[[ Given data, beginning ]]
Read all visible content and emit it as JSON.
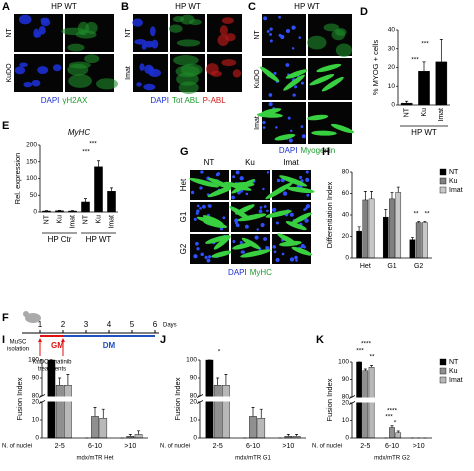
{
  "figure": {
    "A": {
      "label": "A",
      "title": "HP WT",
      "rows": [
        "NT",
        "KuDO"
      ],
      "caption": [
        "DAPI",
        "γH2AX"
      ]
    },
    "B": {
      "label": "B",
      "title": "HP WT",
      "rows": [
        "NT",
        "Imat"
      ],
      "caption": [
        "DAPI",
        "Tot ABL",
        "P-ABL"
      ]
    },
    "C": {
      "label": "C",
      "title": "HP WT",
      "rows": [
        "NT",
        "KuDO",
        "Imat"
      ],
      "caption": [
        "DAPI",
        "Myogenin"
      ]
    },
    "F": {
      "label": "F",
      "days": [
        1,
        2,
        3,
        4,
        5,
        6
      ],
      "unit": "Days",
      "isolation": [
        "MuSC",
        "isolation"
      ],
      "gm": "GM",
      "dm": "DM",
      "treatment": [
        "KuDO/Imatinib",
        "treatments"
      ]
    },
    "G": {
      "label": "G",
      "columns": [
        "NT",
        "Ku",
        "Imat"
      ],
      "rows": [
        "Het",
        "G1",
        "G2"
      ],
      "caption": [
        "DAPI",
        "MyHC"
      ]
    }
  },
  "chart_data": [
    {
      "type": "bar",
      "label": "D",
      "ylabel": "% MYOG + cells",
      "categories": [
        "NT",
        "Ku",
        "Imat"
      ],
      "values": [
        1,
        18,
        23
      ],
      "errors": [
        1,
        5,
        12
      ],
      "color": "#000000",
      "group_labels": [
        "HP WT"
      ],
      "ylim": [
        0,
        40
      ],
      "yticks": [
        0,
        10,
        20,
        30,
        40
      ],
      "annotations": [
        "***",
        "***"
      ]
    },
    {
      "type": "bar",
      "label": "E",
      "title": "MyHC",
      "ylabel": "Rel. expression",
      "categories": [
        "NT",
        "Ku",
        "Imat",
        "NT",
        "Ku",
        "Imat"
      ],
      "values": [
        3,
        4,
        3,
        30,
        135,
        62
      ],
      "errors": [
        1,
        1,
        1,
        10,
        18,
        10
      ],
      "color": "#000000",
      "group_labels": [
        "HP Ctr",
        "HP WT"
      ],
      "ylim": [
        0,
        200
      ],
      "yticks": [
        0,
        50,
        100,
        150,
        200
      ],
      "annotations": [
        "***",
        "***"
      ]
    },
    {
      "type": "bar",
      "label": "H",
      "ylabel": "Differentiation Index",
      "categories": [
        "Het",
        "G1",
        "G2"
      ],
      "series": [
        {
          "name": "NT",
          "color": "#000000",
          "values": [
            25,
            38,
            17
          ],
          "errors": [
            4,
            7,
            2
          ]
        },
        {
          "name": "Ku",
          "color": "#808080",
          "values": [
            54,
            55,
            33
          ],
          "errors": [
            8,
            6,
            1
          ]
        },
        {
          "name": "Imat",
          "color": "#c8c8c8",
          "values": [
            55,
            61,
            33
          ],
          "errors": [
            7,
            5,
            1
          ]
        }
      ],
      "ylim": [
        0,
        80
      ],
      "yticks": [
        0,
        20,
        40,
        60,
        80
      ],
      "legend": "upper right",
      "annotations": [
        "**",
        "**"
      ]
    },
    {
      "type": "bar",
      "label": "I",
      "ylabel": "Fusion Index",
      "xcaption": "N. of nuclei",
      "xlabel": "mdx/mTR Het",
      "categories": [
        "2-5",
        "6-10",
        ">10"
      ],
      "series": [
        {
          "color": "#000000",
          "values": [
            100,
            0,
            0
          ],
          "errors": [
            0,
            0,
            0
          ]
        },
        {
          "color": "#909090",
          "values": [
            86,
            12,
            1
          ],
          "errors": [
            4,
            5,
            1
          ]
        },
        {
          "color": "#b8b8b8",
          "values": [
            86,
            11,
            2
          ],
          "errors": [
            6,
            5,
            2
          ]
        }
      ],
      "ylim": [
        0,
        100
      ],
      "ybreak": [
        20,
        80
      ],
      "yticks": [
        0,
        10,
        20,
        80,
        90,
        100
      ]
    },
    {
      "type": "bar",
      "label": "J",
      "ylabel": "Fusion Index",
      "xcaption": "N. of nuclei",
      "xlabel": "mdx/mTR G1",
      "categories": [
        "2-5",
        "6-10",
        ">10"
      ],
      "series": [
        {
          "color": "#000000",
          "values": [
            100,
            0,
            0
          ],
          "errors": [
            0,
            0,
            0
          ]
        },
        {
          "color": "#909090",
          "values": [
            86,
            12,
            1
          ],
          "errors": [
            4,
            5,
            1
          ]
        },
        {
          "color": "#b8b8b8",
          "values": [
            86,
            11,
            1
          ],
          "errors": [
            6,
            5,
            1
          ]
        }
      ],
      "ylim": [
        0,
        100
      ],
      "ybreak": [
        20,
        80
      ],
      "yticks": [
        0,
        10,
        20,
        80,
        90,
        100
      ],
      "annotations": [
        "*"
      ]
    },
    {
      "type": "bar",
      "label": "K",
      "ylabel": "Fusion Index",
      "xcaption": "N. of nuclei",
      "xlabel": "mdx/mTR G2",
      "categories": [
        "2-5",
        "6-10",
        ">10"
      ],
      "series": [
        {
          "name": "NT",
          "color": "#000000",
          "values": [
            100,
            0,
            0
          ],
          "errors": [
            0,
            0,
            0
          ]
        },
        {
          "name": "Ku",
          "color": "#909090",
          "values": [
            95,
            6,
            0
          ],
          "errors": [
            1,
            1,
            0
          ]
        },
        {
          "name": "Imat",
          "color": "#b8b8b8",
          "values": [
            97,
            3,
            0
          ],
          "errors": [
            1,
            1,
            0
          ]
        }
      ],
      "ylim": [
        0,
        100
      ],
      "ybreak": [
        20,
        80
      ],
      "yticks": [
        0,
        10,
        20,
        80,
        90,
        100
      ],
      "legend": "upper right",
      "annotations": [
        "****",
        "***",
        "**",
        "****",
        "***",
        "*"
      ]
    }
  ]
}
[[ Given data, end ]]
Task statement - Leaving out any pictures, write the records above out exactly as they are.

Expected answer -
Read all visible content and emit it as JSON.
{
  "figure": {
    "A": {
      "label": "A",
      "title": "HP WT",
      "rows": [
        "NT",
        "KuDO"
      ],
      "caption": [
        "DAPI",
        "γH2AX"
      ]
    },
    "B": {
      "label": "B",
      "title": "HP WT",
      "rows": [
        "NT",
        "Imat"
      ],
      "caption": [
        "DAPI",
        "Tot ABL",
        "P-ABL"
      ]
    },
    "C": {
      "label": "C",
      "title": "HP WT",
      "rows": [
        "NT",
        "KuDO",
        "Imat"
      ],
      "caption": [
        "DAPI",
        "Myogenin"
      ]
    },
    "F": {
      "label": "F",
      "days": [
        1,
        2,
        3,
        4,
        5,
        6
      ],
      "unit": "Days",
      "isolation": [
        "MuSC",
        "isolation"
      ],
      "gm": "GM",
      "dm": "DM",
      "treatment": [
        "KuDO/Imatinib",
        "treatments"
      ]
    },
    "G": {
      "label": "G",
      "columns": [
        "NT",
        "Ku",
        "Imat"
      ],
      "rows": [
        "Het",
        "G1",
        "G2"
      ],
      "caption": [
        "DAPI",
        "MyHC"
      ]
    }
  },
  "chart_data": [
    {
      "type": "bar",
      "label": "D",
      "ylabel": "% MYOG + cells",
      "categories": [
        "NT",
        "Ku",
        "Imat"
      ],
      "values": [
        1,
        18,
        23
      ],
      "errors": [
        1,
        5,
        12
      ],
      "color": "#000000",
      "group_labels": [
        "HP WT"
      ],
      "ylim": [
        0,
        40
      ],
      "yticks": [
        0,
        10,
        20,
        30,
        40
      ],
      "annotations": [
        "***",
        "***"
      ]
    },
    {
      "type": "bar",
      "label": "E",
      "title": "MyHC",
      "ylabel": "Rel. expression",
      "categories": [
        "NT",
        "Ku",
        "Imat",
        "NT",
        "Ku",
        "Imat"
      ],
      "values": [
        3,
        4,
        3,
        30,
        135,
        62
      ],
      "errors": [
        1,
        1,
        1,
        10,
        18,
        10
      ],
      "color": "#000000",
      "group_labels": [
        "HP Ctr",
        "HP WT"
      ],
      "ylim": [
        0,
        200
      ],
      "yticks": [
        0,
        50,
        100,
        150,
        200
      ],
      "annotations": [
        "***",
        "***"
      ]
    },
    {
      "type": "bar",
      "label": "H",
      "ylabel": "Differentiation Index",
      "categories": [
        "Het",
        "G1",
        "G2"
      ],
      "series": [
        {
          "name": "NT",
          "color": "#000000",
          "values": [
            25,
            38,
            17
          ],
          "errors": [
            4,
            7,
            2
          ]
        },
        {
          "name": "Ku",
          "color": "#808080",
          "values": [
            54,
            55,
            33
          ],
          "errors": [
            8,
            6,
            1
          ]
        },
        {
          "name": "Imat",
          "color": "#c8c8c8",
          "values": [
            55,
            61,
            33
          ],
          "errors": [
            7,
            5,
            1
          ]
        }
      ],
      "ylim": [
        0,
        80
      ],
      "yticks": [
        0,
        20,
        40,
        60,
        80
      ],
      "legend": "upper right",
      "annotations": [
        "**",
        "**"
      ]
    },
    {
      "type": "bar",
      "label": "I",
      "ylabel": "Fusion Index",
      "xcaption": "N. of nuclei",
      "xlabel": "mdx/mTR Het",
      "categories": [
        "2-5",
        "6-10",
        ">10"
      ],
      "series": [
        {
          "color": "#000000",
          "values": [
            100,
            0,
            0
          ],
          "errors": [
            0,
            0,
            0
          ]
        },
        {
          "color": "#909090",
          "values": [
            86,
            12,
            1
          ],
          "errors": [
            4,
            5,
            1
          ]
        },
        {
          "color": "#b8b8b8",
          "values": [
            86,
            11,
            2
          ],
          "errors": [
            6,
            5,
            2
          ]
        }
      ],
      "ylim": [
        0,
        100
      ],
      "ybreak": [
        20,
        80
      ],
      "yticks": [
        0,
        10,
        20,
        80,
        90,
        100
      ]
    },
    {
      "type": "bar",
      "label": "J",
      "ylabel": "Fusion Index",
      "xcaption": "N. of nuclei",
      "xlabel": "mdx/mTR G1",
      "categories": [
        "2-5",
        "6-10",
        ">10"
      ],
      "series": [
        {
          "color": "#000000",
          "values": [
            100,
            0,
            0
          ],
          "errors": [
            0,
            0,
            0
          ]
        },
        {
          "color": "#909090",
          "values": [
            86,
            12,
            1
          ],
          "errors": [
            4,
            5,
            1
          ]
        },
        {
          "color": "#b8b8b8",
          "values": [
            86,
            11,
            1
          ],
          "errors": [
            6,
            5,
            1
          ]
        }
      ],
      "ylim": [
        0,
        100
      ],
      "ybreak": [
        20,
        80
      ],
      "yticks": [
        0,
        10,
        20,
        80,
        90,
        100
      ],
      "annotations": [
        "*"
      ]
    },
    {
      "type": "bar",
      "label": "K",
      "ylabel": "Fusion Index",
      "xcaption": "N. of nuclei",
      "xlabel": "mdx/mTR G2",
      "categories": [
        "2-5",
        "6-10",
        ">10"
      ],
      "series": [
        {
          "name": "NT",
          "color": "#000000",
          "values": [
            100,
            0,
            0
          ],
          "errors": [
            0,
            0,
            0
          ]
        },
        {
          "name": "Ku",
          "color": "#909090",
          "values": [
            95,
            6,
            0
          ],
          "errors": [
            1,
            1,
            0
          ]
        },
        {
          "name": "Imat",
          "color": "#b8b8b8",
          "values": [
            97,
            3,
            0
          ],
          "errors": [
            1,
            1,
            0
          ]
        }
      ],
      "ylim": [
        0,
        100
      ],
      "ybreak": [
        20,
        80
      ],
      "yticks": [
        0,
        10,
        20,
        80,
        90,
        100
      ],
      "legend": "upper right",
      "annotations": [
        "****",
        "***",
        "**",
        "****",
        "***",
        "*"
      ]
    }
  ]
}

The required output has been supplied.